■ **Was benötigt wird**: Wandle bitte das gesamte folgende Material in eine JSON-Liste von Zeichenketten um, mit einem Eintrag pro Zeile. Leere Zeilen lässt du weg.

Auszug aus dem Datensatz
----

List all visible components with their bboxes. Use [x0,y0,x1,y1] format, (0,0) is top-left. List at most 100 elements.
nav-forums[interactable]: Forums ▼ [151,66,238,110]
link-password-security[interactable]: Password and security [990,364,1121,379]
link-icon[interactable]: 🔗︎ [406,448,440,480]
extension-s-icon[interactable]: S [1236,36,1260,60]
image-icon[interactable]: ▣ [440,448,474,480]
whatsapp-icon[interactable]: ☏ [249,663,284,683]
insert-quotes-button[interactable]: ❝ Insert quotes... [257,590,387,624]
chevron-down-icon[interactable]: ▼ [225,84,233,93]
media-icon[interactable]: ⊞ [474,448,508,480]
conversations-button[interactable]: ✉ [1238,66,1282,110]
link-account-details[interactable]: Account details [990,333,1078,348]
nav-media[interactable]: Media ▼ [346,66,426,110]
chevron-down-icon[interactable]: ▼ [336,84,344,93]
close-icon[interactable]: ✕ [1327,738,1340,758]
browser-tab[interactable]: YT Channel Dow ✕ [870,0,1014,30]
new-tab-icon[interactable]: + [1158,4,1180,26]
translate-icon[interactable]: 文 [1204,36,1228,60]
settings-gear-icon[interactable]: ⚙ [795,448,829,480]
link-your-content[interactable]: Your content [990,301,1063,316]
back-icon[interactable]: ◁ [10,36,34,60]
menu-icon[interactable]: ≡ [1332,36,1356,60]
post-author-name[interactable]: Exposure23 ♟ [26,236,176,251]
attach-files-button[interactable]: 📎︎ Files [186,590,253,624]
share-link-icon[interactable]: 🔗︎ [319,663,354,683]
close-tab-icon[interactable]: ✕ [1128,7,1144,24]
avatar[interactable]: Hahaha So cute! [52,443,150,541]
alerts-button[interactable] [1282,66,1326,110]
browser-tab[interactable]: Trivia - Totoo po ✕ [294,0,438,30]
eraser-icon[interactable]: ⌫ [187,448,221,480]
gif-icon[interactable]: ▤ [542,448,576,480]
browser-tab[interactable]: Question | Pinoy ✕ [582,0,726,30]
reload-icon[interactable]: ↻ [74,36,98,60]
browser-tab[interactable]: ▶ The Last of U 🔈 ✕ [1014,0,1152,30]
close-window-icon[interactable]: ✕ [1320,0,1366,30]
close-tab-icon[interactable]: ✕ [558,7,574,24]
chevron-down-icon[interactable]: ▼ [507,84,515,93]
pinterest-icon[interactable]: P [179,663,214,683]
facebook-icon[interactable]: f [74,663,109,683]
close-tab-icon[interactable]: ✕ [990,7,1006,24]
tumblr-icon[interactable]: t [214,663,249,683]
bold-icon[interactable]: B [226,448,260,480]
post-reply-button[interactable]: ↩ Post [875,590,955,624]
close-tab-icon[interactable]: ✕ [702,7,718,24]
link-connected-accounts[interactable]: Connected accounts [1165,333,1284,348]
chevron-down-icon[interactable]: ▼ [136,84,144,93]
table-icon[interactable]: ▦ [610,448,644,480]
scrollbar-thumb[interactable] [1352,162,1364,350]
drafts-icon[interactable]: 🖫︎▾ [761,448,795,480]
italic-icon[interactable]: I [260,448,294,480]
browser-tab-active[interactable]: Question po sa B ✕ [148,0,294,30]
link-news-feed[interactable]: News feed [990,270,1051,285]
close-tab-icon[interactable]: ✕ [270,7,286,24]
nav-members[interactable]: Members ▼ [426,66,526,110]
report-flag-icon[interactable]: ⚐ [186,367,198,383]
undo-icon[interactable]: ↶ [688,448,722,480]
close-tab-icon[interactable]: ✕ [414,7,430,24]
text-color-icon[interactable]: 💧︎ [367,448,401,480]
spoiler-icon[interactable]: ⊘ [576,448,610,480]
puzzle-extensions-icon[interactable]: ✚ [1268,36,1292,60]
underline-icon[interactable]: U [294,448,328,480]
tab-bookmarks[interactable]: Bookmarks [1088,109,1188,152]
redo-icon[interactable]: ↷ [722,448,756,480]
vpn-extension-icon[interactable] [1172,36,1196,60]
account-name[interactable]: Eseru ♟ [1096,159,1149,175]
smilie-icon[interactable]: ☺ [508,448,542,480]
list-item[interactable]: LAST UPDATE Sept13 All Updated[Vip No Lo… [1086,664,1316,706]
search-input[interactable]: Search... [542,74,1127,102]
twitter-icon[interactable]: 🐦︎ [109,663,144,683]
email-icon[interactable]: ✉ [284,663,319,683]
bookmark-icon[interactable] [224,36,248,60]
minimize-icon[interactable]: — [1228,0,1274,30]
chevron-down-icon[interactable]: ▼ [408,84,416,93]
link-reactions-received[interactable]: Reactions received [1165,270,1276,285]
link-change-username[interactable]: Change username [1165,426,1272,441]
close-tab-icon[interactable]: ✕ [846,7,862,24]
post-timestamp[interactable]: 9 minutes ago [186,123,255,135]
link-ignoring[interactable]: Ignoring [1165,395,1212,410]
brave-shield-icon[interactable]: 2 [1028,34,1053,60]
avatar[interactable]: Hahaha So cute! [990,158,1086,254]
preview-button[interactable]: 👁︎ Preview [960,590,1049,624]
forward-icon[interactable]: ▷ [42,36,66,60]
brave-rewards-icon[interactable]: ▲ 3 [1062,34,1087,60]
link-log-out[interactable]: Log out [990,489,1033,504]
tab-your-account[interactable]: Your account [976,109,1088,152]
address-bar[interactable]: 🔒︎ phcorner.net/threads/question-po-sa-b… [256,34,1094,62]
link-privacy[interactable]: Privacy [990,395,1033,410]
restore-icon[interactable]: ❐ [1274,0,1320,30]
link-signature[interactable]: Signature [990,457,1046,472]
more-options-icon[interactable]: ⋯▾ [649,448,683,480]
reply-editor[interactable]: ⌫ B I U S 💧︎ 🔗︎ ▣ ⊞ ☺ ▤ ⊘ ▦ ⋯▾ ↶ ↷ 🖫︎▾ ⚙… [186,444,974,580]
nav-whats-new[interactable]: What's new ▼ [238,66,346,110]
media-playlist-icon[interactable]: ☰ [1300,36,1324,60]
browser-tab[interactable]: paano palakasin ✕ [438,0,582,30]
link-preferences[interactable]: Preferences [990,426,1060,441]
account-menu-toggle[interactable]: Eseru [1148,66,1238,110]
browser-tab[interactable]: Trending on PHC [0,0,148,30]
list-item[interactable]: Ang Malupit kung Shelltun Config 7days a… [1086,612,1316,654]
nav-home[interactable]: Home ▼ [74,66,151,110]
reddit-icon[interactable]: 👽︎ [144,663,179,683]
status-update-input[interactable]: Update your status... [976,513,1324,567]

----

■ **Vollständige Lösung**:
[
  "List all visible components with their bboxes. Use [x0,y0,x1,y1] format, (0,0) is top-left. List at most 100 elements.",
  "nav-forums[interactable]: Forums ▼ [151,66,238,110]",
  "link-password-security[interactable]: Password and security [990,364,1121,379]",
  "link-icon[interactable]: 🔗︎ [406,448,440,480]",
  "extension-s-icon[interactable]: S [1236,36,1260,60]",
  "image-icon[interactable]: ▣ [440,448,474,480]",
  "whatsapp-icon[interactable]: ☏ [249,663,284,683]",
  "insert-quotes-button[interactable]: ❝ Insert quotes... [257,590,387,624]",
  "chevron-down-icon[interactable]: ▼ [225,84,233,93]",
  "media-icon[interactable]: ⊞ [474,448,508,480]",
  "conversations-button[interactable]: ✉ [1238,66,1282,110]",
  "link-account-details[interactable]: Account details [990,333,1078,348]",
  "nav-media[interactable]: Media ▼ [346,66,426,110]",
  "chevron-down-icon[interactable]: ▼ [336,84,344,93]",
  "close-icon[interactable]: ✕ [1327,738,1340,758]",
  "browser-tab[interactable]: YT Channel Dow ✕ [870,0,1014,30]",
  "new-tab-icon[interactable]: + [1158,4,1180,26]",
  "translate-icon[interactable]: 文 [1204,36,1228,60]",
  "settings-gear-icon[interactable]: ⚙ [795,448,829,480]",
  "link-your-content[interactable]: Your content [990,301,1063,316]",
  "back-icon[interactable]: ◁ [10,36,34,60]",
  "menu-icon[interactable]: ≡ [1332,36,1356,60]",
  "post-author-name[interactable]: Exposure23 ♟ [26,236,176,251]",
  "attach-files-button[interactable]: 📎︎ Files [186,590,253,624]",
  "share-link-icon[interactable]: 🔗︎ [319,663,354,683]",
  "close-tab-icon[interactable]: ✕ [1128,7,1144,24]",
  "avatar[interactable]: Hahaha So cute! [52,443,150,541]",
  "alerts-button[interactable] [1282,66,1326,110]",
  "browser-tab[interactable]: Trivia - Totoo po ✕ [294,0,438,30]",
  "eraser-icon[interactable]: ⌫ [187,448,221,480]",
  "gif-icon[interactable]: ▤ [542,448,576,480]",
  "browser-tab[interactable]: Question | Pinoy ✕ [582,0,726,30]",
  "reload-icon[interactable]: ↻ [74,36,98,60]",
  "browser-tab[interactable]: ▶ The Last of U 🔈 ✕ [1014,0,1152,30]",
  "close-window-icon[interactable]: ✕ [1320,0,1366,30]",
  "close-tab-icon[interactable]: ✕ [558,7,574,24]",
  "chevron-down-icon[interactable]: ▼ [507,84,515,93]",
  "pinterest-icon[interactable]: P [179,663,214,683]",
  "facebook-icon[interactable]: f [74,663,109,683]",
  "close-tab-icon[interactable]: ✕ [990,7,1006,24]",
  "tumblr-icon[interactable]: t [214,663,249,683]",
  "bold-icon[interactable]: B [226,448,260,480]",
  "post-reply-button[interactable]: ↩ Post [875,590,955,624]",
  "close-tab-icon[interactable]: ✕ [702,7,718,24]",
  "link-connected-accounts[interactable]: Connected accounts [1165,333,1284,348]",
  "chevron-down-icon[interactable]: ▼ [136,84,144,93]",
  "table-icon[interactable]: ▦ [610,448,644,480]",
  "scrollbar-thumb[interactable] [1352,162,1364,350]",
  "drafts-icon[interactable]: 🖫︎▾ [761,448,795,480]",
  "italic-icon[interactable]: I [260,448,294,480]",
  "browser-tab-active[interactable]: Question po sa B ✕ [148,0,294,30]",
  "link-news-feed[interactable]: News feed [990,270,1051,285]",
  "close-tab-icon[interactable]: ✕ [270,7,286,24]",
  "nav-members[interactable]: Members ▼ [426,66,526,110]",
  "report-flag-icon[interactable]: ⚐ [186,367,198,383]",
  "undo-icon[interactable]: ↶ [688,448,722,480]",
  "close-tab-icon[interactable]: ✕ [414,7,430,24]",
  "text-color-icon[interactable]: 💧︎ [367,448,401,480]",
  "spoiler-icon[interactable]: ⊘ [576,448,610,480]",
  "puzzle-extensions-icon[interactable]: ✚ [1268,36,1292,60]",
  "underline-icon[interactable]: U [294,448,328,480]",
  "tab-bookmarks[interactable]: Bookmarks [1088,109,1188,152]",
  "redo-icon[interactable]: ↷ [722,448,756,480]",
  "vpn-extension-icon[interactable] [1172,36,1196,60]",
  "account-name[interactable]: Eseru ♟ [1096,159,1149,175]",
  "smilie-icon[interactable]: ☺ [508,448,542,480]",
  "list-item[interactable]: LAST UPDATE Sept13 All Updated[Vip No Lo… [1086,664,1316,706]",
  "search-input[interactable]: Search... [542,74,1127,102]",
  "twitter-icon[interactable]: 🐦︎ [109,663,144,683]",
  "email-icon[interactable]: ✉ [284,663,319,683]",
  "bookmark-icon[interactable] [224,36,248,60]",
  "minimize-icon[interactable]: — [1228,0,1274,30]",
  "chevron-down-icon[interactable]: ▼ [408,84,416,93]",
  "link-reactions-received[interactable]: Reactions received [1165,270,1276,285]",
  "link-change-username[interactable]: Change username [1165,426,1272,441]",
  "close-tab-icon[interactable]: ✕ [846,7,862,24]",
  "post-timestamp[interactable]: 9 minutes ago [186,123,255,135]",
  "link-ignoring[interactable]: Ignoring [1165,395,1212,410]",
  "brave-shield-icon[interactable]: 2 [1028,34,1053,60]",
  "avatar[interactable]: Hahaha So cute! [990,158,1086,254]",
  "preview-button[interactable]: 👁︎ Preview [960,590,1049,624]",
  "forward-icon[interactable]: ▷ [42,36,66,60]",
  "brave-rewards-icon[interactable]: ▲ 3 [1062,34,1087,60]",
  "link-log-out[interactable]: Log out [990,489,1033,504]",
  "tab-your-account[interactable]: Your account [976,109,1088,152]",
  "address-bar[interactable]: 🔒︎ phcorner.net/threads/question-po-sa-b… [256,34,1094,62]",
  "link-privacy[interactable]: Privacy [990,395,1033,410]",
  "restore-icon[interactable]: ❐ [1274,0,1320,30]",
  "link-signature[interactable]: Signature [990,457,1046,472]",
  "more-options-icon[interactable]: ⋯▾ [649,448,683,480]",
  "reply-editor[interactable]: ⌫ B I U S 💧︎ 🔗︎ ▣ ⊞ ☺ ▤ ⊘ ▦ ⋯▾ ↶ ↷ 🖫︎▾ ⚙… [186,444,974,580]",
  "nav-whats-new[interactable]: What's new ▼ [238,66,346,110]",
  "media-playlist-icon[interactable]: ☰ [1300,36,1324,60]",
  "browser-tab[interactable]: paano palakasin ✕ [438,0,582,30]",
  "link-preferences[interactable]: Preferences [990,426,1060,441]",
  "account-menu-toggle[interactable]: Eseru [1148,66,1238,110]",
  "browser-tab[interactable]: Trending on PHC [0,0,148,30]",
  "list-item[interactable]: Ang Malupit kung Shelltun Config 7days a… [1086,612,1316,654]",
  "nav-home[interactable]: Home ▼ [74,66,151,110]",
  "reddit-icon[interactable]: 👽︎ [144,663,179,683]",
  "status-update-input[interactable]: Update your status... [976,513,1324,567]"
]